Can you output the records below exactly as they are written?

## Stored data entries
»»
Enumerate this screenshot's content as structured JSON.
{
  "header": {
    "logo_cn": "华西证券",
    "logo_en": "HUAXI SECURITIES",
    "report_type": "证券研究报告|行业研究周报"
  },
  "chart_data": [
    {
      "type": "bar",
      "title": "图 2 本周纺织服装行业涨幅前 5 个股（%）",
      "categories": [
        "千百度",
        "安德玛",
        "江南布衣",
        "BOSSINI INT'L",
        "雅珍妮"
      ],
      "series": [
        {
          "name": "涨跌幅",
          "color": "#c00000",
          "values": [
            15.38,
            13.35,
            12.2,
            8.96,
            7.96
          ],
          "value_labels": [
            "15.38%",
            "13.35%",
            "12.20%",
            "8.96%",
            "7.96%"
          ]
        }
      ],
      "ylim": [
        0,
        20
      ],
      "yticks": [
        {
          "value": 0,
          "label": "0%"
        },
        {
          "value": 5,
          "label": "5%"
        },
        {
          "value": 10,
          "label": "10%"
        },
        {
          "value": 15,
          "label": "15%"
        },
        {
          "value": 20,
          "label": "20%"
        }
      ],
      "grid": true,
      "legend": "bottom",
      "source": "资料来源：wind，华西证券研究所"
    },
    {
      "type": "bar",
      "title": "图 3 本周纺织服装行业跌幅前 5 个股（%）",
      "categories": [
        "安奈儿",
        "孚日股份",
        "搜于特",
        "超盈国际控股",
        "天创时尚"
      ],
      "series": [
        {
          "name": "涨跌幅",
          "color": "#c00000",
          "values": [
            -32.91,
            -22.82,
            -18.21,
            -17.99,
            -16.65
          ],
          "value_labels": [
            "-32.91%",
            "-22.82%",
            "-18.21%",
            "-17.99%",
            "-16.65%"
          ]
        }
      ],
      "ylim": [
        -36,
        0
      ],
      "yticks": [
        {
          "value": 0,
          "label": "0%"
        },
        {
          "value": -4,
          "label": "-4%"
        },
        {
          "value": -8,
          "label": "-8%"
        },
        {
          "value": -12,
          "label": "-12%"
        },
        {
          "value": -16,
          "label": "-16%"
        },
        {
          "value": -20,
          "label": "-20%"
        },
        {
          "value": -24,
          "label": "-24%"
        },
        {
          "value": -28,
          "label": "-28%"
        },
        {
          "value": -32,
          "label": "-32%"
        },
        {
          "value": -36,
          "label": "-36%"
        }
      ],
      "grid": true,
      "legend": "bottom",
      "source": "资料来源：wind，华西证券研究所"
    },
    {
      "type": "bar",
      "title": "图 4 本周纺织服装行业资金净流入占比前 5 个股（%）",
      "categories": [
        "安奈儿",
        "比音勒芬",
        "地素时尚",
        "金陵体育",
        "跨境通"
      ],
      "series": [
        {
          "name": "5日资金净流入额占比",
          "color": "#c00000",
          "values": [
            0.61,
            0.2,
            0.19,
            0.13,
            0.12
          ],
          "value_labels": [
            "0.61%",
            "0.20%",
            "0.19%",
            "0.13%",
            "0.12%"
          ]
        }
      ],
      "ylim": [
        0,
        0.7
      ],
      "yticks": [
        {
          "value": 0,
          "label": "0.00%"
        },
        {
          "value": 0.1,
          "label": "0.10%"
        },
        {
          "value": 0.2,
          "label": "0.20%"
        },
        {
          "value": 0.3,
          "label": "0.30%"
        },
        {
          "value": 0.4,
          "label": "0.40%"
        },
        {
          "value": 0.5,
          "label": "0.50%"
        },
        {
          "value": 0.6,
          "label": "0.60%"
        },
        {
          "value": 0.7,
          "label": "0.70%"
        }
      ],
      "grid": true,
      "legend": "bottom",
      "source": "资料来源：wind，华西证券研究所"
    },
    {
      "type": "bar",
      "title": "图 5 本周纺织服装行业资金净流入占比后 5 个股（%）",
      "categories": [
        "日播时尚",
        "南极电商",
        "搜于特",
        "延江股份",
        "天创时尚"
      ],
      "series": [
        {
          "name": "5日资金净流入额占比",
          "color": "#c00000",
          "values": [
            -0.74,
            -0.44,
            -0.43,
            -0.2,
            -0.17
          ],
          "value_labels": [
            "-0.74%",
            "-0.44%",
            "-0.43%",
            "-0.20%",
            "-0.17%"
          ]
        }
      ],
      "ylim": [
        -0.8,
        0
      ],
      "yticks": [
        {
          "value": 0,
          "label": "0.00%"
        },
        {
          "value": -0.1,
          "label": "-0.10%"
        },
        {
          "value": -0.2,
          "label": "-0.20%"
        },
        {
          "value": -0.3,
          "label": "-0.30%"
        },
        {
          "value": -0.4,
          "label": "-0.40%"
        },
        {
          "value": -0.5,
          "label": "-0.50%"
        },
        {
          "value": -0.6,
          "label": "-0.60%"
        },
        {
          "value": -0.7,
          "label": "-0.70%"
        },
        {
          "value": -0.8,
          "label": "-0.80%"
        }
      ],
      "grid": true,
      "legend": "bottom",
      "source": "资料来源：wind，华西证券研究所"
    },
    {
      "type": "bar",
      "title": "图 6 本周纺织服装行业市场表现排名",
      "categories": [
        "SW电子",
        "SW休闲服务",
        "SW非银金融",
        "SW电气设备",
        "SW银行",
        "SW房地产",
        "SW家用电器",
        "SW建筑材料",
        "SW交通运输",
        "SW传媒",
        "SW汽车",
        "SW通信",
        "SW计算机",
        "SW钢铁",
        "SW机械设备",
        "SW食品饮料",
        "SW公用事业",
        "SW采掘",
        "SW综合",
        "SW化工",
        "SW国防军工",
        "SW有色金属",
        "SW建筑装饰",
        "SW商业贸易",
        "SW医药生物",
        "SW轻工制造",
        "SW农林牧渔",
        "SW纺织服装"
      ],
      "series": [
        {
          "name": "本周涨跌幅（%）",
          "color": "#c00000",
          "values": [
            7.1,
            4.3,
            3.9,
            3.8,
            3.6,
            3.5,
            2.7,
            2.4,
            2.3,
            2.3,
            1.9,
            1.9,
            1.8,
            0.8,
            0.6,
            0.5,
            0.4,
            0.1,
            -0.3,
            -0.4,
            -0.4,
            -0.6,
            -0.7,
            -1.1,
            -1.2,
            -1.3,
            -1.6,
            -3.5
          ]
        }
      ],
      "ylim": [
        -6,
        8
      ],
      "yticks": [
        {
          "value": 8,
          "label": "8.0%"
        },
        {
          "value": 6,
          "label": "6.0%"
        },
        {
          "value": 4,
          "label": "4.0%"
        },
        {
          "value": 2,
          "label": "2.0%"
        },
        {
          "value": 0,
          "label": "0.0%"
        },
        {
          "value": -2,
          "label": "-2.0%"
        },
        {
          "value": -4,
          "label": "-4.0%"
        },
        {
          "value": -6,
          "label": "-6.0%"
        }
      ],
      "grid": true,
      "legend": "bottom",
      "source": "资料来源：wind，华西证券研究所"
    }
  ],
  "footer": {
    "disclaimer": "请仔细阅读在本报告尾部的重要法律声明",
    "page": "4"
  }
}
««
## Response to this task
Enumerate this screenshot's content as structured JSON.
{
  "header": {
    "logo_cn": "华西证券",
    "logo_en": "HUAXI SECURITIES",
    "report_type": "证券研究报告|行业研究周报"
  },
  "chart_data": [
    {
      "type": "bar",
      "title": "图 2 本周纺织服装行业涨幅前 5 个股（%）",
      "categories": [
        "千百度",
        "安德玛",
        "江南布衣",
        "BOSSINI INT'L",
        "雅珍妮"
      ],
      "series": [
        {
          "name": "涨跌幅",
          "color": "#c00000",
          "values": [
            15.38,
            13.35,
            12.2,
            8.96,
            7.96
          ],
          "value_labels": [
            "15.38%",
            "13.35%",
            "12.20%",
            "8.96%",
            "7.96%"
          ]
        }
      ],
      "ylim": [
        0,
        20
      ],
      "yticks": [
        {
          "value": 0,
          "label": "0%"
        },
        {
          "value": 5,
          "label": "5%"
        },
        {
          "value": 10,
          "label": "10%"
        },
        {
          "value": 15,
          "label": "15%"
        },
        {
          "value": 20,
          "label": "20%"
        }
      ],
      "grid": true,
      "legend": "bottom",
      "source": "资料来源：wind，华西证券研究所"
    },
    {
      "type": "bar",
      "title": "图 3 本周纺织服装行业跌幅前 5 个股（%）",
      "categories": [
        "安奈儿",
        "孚日股份",
        "搜于特",
        "超盈国际控股",
        "天创时尚"
      ],
      "series": [
        {
          "name": "涨跌幅",
          "color": "#c00000",
          "values": [
            -32.91,
            -22.82,
            -18.21,
            -17.99,
            -16.65
          ],
          "value_labels": [
            "-32.91%",
            "-22.82%",
            "-18.21%",
            "-17.99%",
            "-16.65%"
          ]
        }
      ],
      "ylim": [
        -36,
        0
      ],
      "yticks": [
        {
          "value": 0,
          "label": "0%"
        },
        {
          "value": -4,
          "label": "-4%"
        },
        {
          "value": -8,
          "label": "-8%"
        },
        {
          "value": -12,
          "label": "-12%"
        },
        {
          "value": -16,
          "label": "-16%"
        },
        {
          "value": -20,
          "label": "-20%"
        },
        {
          "value": -24,
          "label": "-24%"
        },
        {
          "value": -28,
          "label": "-28%"
        },
        {
          "value": -32,
          "label": "-32%"
        },
        {
          "value": -36,
          "label": "-36%"
        }
      ],
      "grid": true,
      "legend": "bottom",
      "source": "资料来源：wind，华西证券研究所"
    },
    {
      "type": "bar",
      "title": "图 4 本周纺织服装行业资金净流入占比前 5 个股（%）",
      "categories": [
        "安奈儿",
        "比音勒芬",
        "地素时尚",
        "金陵体育",
        "跨境通"
      ],
      "series": [
        {
          "name": "5日资金净流入额占比",
          "color": "#c00000",
          "values": [
            0.61,
            0.2,
            0.19,
            0.13,
            0.12
          ],
          "value_labels": [
            "0.61%",
            "0.20%",
            "0.19%",
            "0.13%",
            "0.12%"
          ]
        }
      ],
      "ylim": [
        0,
        0.7
      ],
      "yticks": [
        {
          "value": 0,
          "label": "0.00%"
        },
        {
          "value": 0.1,
          "label": "0.10%"
        },
        {
          "value": 0.2,
          "label": "0.20%"
        },
        {
          "value": 0.3,
          "label": "0.30%"
        },
        {
          "value": 0.4,
          "label": "0.40%"
        },
        {
          "value": 0.5,
          "label": "0.50%"
        },
        {
          "value": 0.6,
          "label": "0.60%"
        },
        {
          "value": 0.7,
          "label": "0.70%"
        }
      ],
      "grid": true,
      "legend": "bottom",
      "source": "资料来源：wind，华西证券研究所"
    },
    {
      "type": "bar",
      "title": "图 5 本周纺织服装行业资金净流入占比后 5 个股（%）",
      "categories": [
        "日播时尚",
        "南极电商",
        "搜于特",
        "延江股份",
        "天创时尚"
      ],
      "series": [
        {
          "name": "5日资金净流入额占比",
          "color": "#c00000",
          "values": [
            -0.74,
            -0.44,
            -0.43,
            -0.2,
            -0.17
          ],
          "value_labels": [
            "-0.74%",
            "-0.44%",
            "-0.43%",
            "-0.20%",
            "-0.17%"
          ]
        }
      ],
      "ylim": [
        -0.8,
        0
      ],
      "yticks": [
        {
          "value": 0,
          "label": "0.00%"
        },
        {
          "value": -0.1,
          "label": "-0.10%"
        },
        {
          "value": -0.2,
          "label": "-0.20%"
        },
        {
          "value": -0.3,
          "label": "-0.30%"
        },
        {
          "value": -0.4,
          "label": "-0.40%"
        },
        {
          "value": -0.5,
          "label": "-0.50%"
        },
        {
          "value": -0.6,
          "label": "-0.60%"
        },
        {
          "value": -0.7,
          "label": "-0.70%"
        },
        {
          "value": -0.8,
          "label": "-0.80%"
        }
      ],
      "grid": true,
      "legend": "bottom",
      "source": "资料来源：wind，华西证券研究所"
    },
    {
      "type": "bar",
      "title": "图 6 本周纺织服装行业市场表现排名",
      "categories": [
        "SW电子",
        "SW休闲服务",
        "SW非银金融",
        "SW电气设备",
        "SW银行",
        "SW房地产",
        "SW家用电器",
        "SW建筑材料",
        "SW交通运输",
        "SW传媒",
        "SW汽车",
        "SW通信",
        "SW计算机",
        "SW钢铁",
        "SW机械设备",
        "SW食品饮料",
        "SW公用事业",
        "SW采掘",
        "SW综合",
        "SW化工",
        "SW国防军工",
        "SW有色金属",
        "SW建筑装饰",
        "SW商业贸易",
        "SW医药生物",
        "SW轻工制造",
        "SW农林牧渔",
        "SW纺织服装"
      ],
      "series": [
        {
          "name": "本周涨跌幅（%）",
          "color": "#c00000",
          "values": [
            7.1,
            4.3,
            3.9,
            3.8,
            3.6,
            3.5,
            2.7,
            2.4,
            2.3,
            2.3,
            1.9,
            1.9,
            1.8,
            0.8,
            0.6,
            0.5,
            0.4,
            0.1,
            -0.3,
            -0.4,
            -0.4,
            -0.6,
            -0.7,
            -1.1,
            -1.2,
            -1.3,
            -1.6,
            -3.5
          ]
        }
      ],
      "ylim": [
        -6,
        8
      ],
      "yticks": [
        {
          "value": 8,
          "label": "8.0%"
        },
        {
          "value": 6,
          "label": "6.0%"
        },
        {
          "value": 4,
          "label": "4.0%"
        },
        {
          "value": 2,
          "label": "2.0%"
        },
        {
          "value": 0,
          "label": "0.0%"
        },
        {
          "value": -2,
          "label": "-2.0%"
        },
        {
          "value": -4,
          "label": "-4.0%"
        },
        {
          "value": -6,
          "label": "-6.0%"
        }
      ],
      "grid": true,
      "legend": "bottom",
      "source": "资料来源：wind，华西证券研究所"
    }
  ],
  "footer": {
    "disclaimer": "请仔细阅读在本报告尾部的重要法律声明",
    "page": "4"
  }
}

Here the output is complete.